Tuesday, January 9, 2007

Knife-Edge Cutover for Domino BES

Here is a compilation of the steps required to do a knife-edge cutover (also called a forklift upgrade) to move a BES server over to new hardware. Disclaimer: I have not done this yet, I am compiling these steps for a future migration. So there may be steps missing or just wrong. But it may be useful as an initial starting point.

1. Build new server with new windows server name and ip address.
2. Stop Domino service on original server
3. Copy the following files to the new server:
- d:\lotus\domino\data\server.id
- d:\lotus\domino\data\mdsservi.id
- d:\lotus\domino\data\names.nsf
- d:\lotus\domino\data\certlog.nsf
- d:\lotus\domino\data\BES\*.*
4. Install Domino with same release and fixpack as original server (click Yes to any registry prompt)
5. Copy the following file from the original server c:\lotus\domino\notes.ini
6. Remove the BES task from startup in Notes.ini
7. Set Lotus Domino service startup to Manual if not already
6. Shut down original server completely and unplug from network
7. Delete original server from Windows AD
9. Change IP address on new server to old IP address
8. Change name on new server to old server name
9. Reboot server to have name change take effect
10. Disconnect network cable
11. From console, start Domino to ensure it operates properly
12. Shut down Domino
13. Re-connect to network
14. Set service to automatic and add BES to startup tasks
15. Start server and check for errors


Note: If using a new IP address, check the server doc Net Address field

BES Stability - A History

Well the stability of our BES servers have been up and down over the last few years. Let me detail what has happened and where we are now.

--------------------

### Required tasks
[A] Answer the following from the BES cutover text, one answer per line:
(i) What other name does it give for a knife-edge cutover?
(ii) When Domino is installed on the new server, what must match the original server?
(iii) If a new IP address is used, which field in the server doc should be checked?
[B] Quote the BES cutover text verbatim, starting with "2. Stop Domino" and going on through "any registry prompt)".
The stored data is not required for any of the work on the BES cutover text.

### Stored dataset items
--------------------

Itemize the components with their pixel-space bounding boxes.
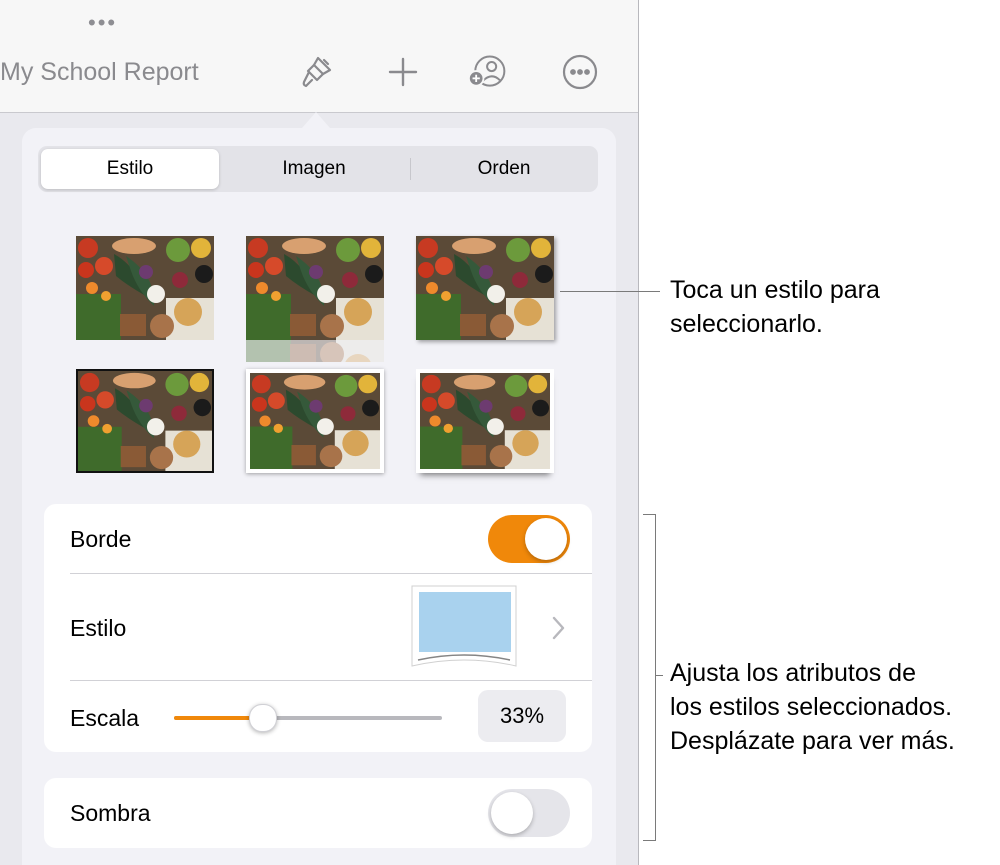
device-screen: ••• My School Report Estilo Imagen Orden…	[0, 0, 639, 865]
style-preset-4[interactable]	[76, 369, 214, 473]
style-preset-1[interactable]	[76, 236, 214, 340]
style-preset-5[interactable]	[246, 369, 384, 473]
toggle-knob	[525, 518, 567, 560]
callout-line-styles	[560, 291, 660, 292]
style-preset-6[interactable]	[416, 369, 554, 473]
scale-slider[interactable]	[174, 704, 442, 732]
callout-styles: Toca un estilo para seleccionarlo.	[670, 273, 880, 341]
segmented-control: Estilo Imagen Orden	[38, 146, 598, 192]
reflection	[246, 340, 384, 362]
tab-orden[interactable]: Orden	[413, 149, 595, 189]
chevron-right-icon[interactable]	[548, 614, 568, 642]
callout-bracket	[643, 514, 656, 841]
popover-arrow	[302, 112, 330, 128]
paintbrush-icon[interactable]	[296, 52, 336, 92]
shadow-card: Sombra	[44, 778, 592, 848]
callout-attrs-line3: Desplázate para ver más.	[670, 727, 955, 755]
plus-icon[interactable]	[383, 52, 423, 92]
shadow-label: Sombra	[70, 800, 151, 826]
style-preset-3[interactable]	[416, 236, 554, 340]
callout-attrs: Ajusta los atributos de los estilos sele…	[670, 656, 955, 758]
style-row-label: Estilo	[70, 615, 127, 641]
callout-styles-line1: Toca un estilo para	[670, 276, 880, 304]
divider	[70, 680, 592, 681]
scale-value-field[interactable]: 33%	[478, 690, 566, 742]
add-collaborator-icon[interactable]	[468, 52, 508, 92]
shadow-toggle[interactable]	[488, 789, 570, 837]
format-popover: Estilo Imagen Orden Borde Estilo Escala …	[22, 128, 616, 865]
divider	[70, 573, 592, 574]
border-toggle[interactable]	[488, 515, 570, 563]
toolbar: ••• My School Report	[0, 0, 638, 113]
border-card: Borde Estilo Escala 33%	[44, 504, 592, 752]
border-style-swatch[interactable]	[410, 584, 518, 668]
segment-divider	[410, 158, 411, 180]
scale-label: Escala	[70, 705, 140, 731]
callout-line-attrs	[655, 675, 663, 676]
tab-estilo[interactable]: Estilo	[41, 149, 219, 189]
toggle-knob	[491, 792, 533, 834]
slider-knob[interactable]	[249, 704, 278, 732]
callout-attrs-line1: Ajusta los atributos de	[670, 659, 916, 687]
document-title[interactable]: My School Report	[0, 58, 199, 87]
multitasking-dots[interactable]: •••	[88, 10, 117, 36]
callout-styles-line2: seleccionarlo.	[670, 310, 823, 338]
callout-attrs-line2: los estilos seleccionados.	[670, 693, 953, 721]
more-icon[interactable]	[560, 52, 600, 92]
style-preset-2[interactable]	[246, 236, 384, 362]
tab-imagen[interactable]: Imagen	[224, 149, 404, 189]
border-label: Borde	[70, 526, 132, 552]
scale-value: 33%	[499, 703, 545, 728]
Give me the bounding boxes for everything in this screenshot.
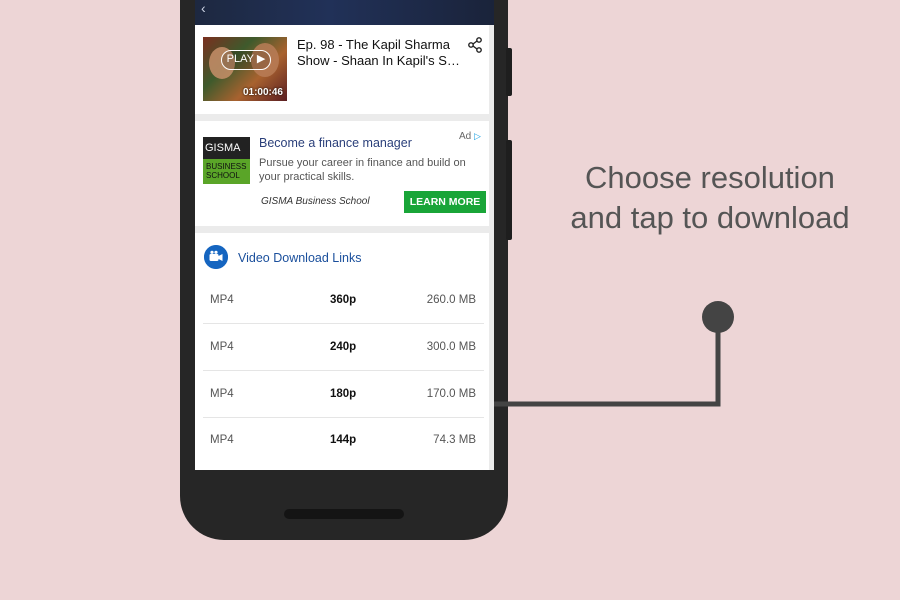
callout-line [494, 317, 718, 404]
instruction-caption: Choose resolution and tap to download [560, 158, 860, 238]
callout-dot [702, 301, 734, 333]
callout-connector [0, 0, 900, 600]
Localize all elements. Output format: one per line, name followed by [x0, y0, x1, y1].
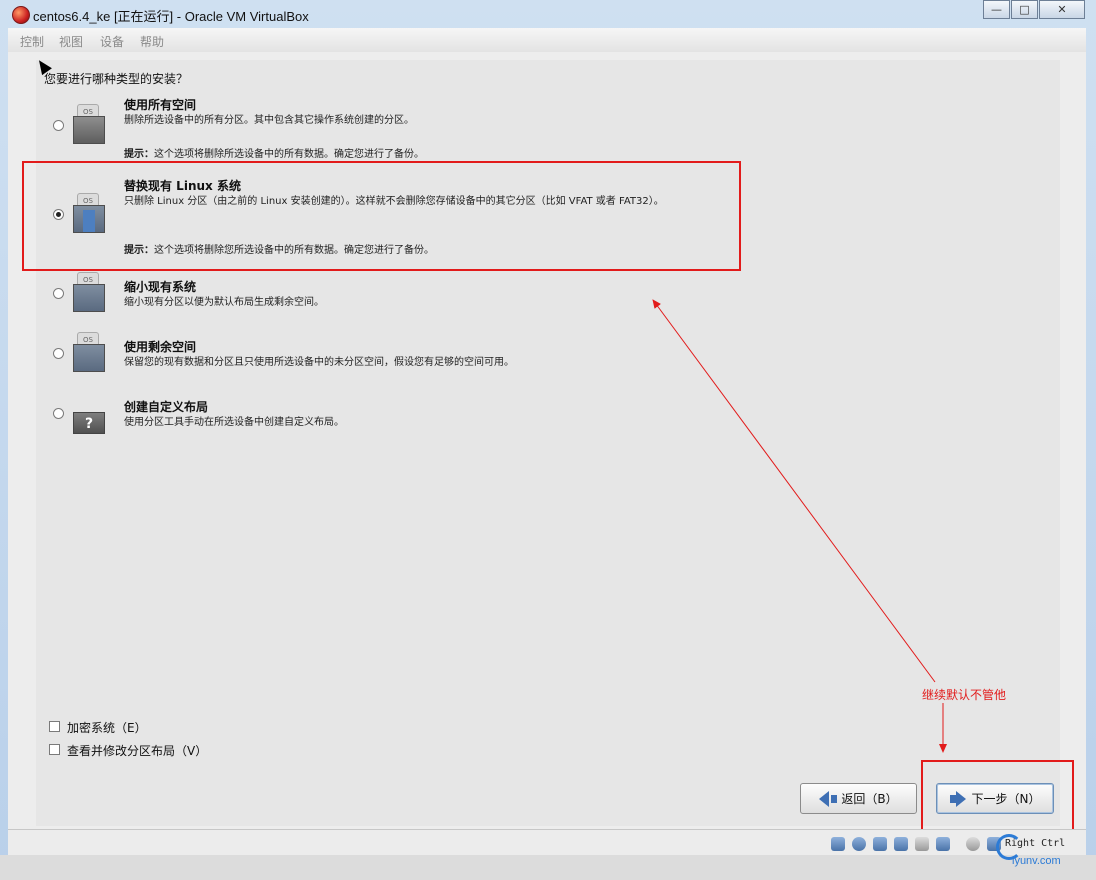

--------------------

### Responses per task
[A]
(i) A forklift upgrade.
(ii) The release and fixpack.
(iii) The Net Address field.

[B]
2. Stop Domino service on original server
3. Copy the following files to the new server:
- d:\lotus\domino\data\server.id
- d:\lotus\domino\data\mdsservi.id
- d:\lotus\domino\data\names.nsf
- d:\lotus\domino\data\certlog.nsf
- d:\lotus\domino\data\BES\*.*
4. Install Domino with same release and fixpack as original server (click Yes to any registry prompt)